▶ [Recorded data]

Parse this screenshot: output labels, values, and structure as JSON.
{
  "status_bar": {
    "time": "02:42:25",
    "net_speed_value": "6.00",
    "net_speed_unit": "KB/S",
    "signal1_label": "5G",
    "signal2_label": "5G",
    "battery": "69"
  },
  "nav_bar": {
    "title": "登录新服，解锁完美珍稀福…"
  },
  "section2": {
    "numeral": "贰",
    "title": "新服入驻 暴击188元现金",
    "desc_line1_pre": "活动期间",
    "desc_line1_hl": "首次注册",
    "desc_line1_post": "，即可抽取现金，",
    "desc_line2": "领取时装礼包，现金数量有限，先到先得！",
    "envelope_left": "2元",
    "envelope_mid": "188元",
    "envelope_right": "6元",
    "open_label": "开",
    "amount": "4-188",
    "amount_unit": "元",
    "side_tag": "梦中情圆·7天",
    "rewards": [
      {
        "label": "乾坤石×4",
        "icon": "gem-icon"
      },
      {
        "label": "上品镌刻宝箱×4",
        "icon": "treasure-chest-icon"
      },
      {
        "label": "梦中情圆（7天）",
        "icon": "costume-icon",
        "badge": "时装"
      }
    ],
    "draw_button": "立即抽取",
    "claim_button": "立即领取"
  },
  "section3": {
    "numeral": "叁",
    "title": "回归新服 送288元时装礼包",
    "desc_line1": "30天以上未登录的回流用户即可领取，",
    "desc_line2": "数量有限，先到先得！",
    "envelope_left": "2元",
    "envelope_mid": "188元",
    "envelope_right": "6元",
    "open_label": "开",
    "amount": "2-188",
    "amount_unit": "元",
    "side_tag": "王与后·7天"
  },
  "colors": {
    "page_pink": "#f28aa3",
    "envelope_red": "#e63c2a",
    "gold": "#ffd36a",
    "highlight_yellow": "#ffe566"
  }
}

▶ [Stated task] Filter the records above and return every line that holds the word "icon".

▶ [Expected answer]
        "icon": "gem-icon"
        "icon": "treasure-chest-icon"
        "icon": "costume-icon",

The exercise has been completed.